Could you give the data below again, exactly and completely?
--- begin RECORDS FOR THIS TASK ---
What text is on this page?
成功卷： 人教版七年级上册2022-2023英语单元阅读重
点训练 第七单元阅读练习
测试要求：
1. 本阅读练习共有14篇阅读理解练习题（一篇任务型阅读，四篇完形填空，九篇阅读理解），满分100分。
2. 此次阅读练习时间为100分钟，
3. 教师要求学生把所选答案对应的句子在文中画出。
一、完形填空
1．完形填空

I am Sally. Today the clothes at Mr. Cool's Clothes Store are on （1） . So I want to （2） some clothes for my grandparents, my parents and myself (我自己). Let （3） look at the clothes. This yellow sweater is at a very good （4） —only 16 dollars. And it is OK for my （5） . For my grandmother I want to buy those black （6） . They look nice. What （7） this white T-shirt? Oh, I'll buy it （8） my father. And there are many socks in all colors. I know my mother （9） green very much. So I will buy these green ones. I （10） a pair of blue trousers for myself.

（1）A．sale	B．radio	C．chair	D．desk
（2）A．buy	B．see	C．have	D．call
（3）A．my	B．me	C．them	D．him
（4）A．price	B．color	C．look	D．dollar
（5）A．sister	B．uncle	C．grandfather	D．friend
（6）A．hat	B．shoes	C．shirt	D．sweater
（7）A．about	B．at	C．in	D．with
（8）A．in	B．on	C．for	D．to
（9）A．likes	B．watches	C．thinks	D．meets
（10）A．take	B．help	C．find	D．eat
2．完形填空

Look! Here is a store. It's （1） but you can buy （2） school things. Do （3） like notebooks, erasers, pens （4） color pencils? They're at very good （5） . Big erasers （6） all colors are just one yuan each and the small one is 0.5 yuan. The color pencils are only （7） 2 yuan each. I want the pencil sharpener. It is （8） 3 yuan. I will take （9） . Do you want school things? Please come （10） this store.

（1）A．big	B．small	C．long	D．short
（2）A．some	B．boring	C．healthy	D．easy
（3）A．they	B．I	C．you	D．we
--- end RECORDS FOR THIS TASK ---
● **RESULT FOR THIS EXERCISE**:
What text is on this page?
成功卷： 人教版七年级上册2022-2023英语单元阅读重
点训练 第七单元阅读练习
测试要求：
1. 本阅读练习共有14篇阅读理解练习题（一篇任务型阅读，四篇完形填空，九篇阅读理解），满分100分。
2. 此次阅读练习时间为100分钟，
3. 教师要求学生把所选答案对应的句子在文中画出。
一、完形填空
1．完形填空

I am Sally. Today the clothes at Mr. Cool's Clothes Store are on （1） . So I want to （2） some clothes for my grandparents, my parents and myself (我自己). Let （3） look at the clothes. This yellow sweater is at a very good （4） —only 16 dollars. And it is OK for my （5） . For my grandmother I want to buy those black （6） . They look nice. What （7） this white T-shirt? Oh, I'll buy it （8） my father. And there are many socks in all colors. I know my mother （9） green very much. So I will buy these green ones. I （10） a pair of blue trousers for myself.

（1）A．sale	B．radio	C．chair	D．desk
（2）A．buy	B．see	C．have	D．call
（3）A．my	B．me	C．them	D．him
（4）A．price	B．color	C．look	D．dollar
（5）A．sister	B．uncle	C．grandfather	D．friend
（6）A．hat	B．shoes	C．shirt	D．sweater
（7）A．about	B．at	C．in	D．with
（8）A．in	B．on	C．for	D．to
（9）A．likes	B．watches	C．thinks	D．meets
（10）A．take	B．help	C．find	D．eat
2．完形填空

Look! Here is a store. It's （1） but you can buy （2） school things. Do （3） like notebooks, erasers, pens （4） color pencils? They're at very good （5） . Big erasers （6） all colors are just one yuan each and the small one is 0.5 yuan. The color pencils are only （7） 2 yuan each. I want the pencil sharpener. It is （8） 3 yuan. I will take （9） . Do you want school things? Please come （10） this store.

（1）A．big	B．small	C．long	D．short
（2）A．some	B．boring	C．healthy	D．easy
（3）A．they	B．I	C．you	D．we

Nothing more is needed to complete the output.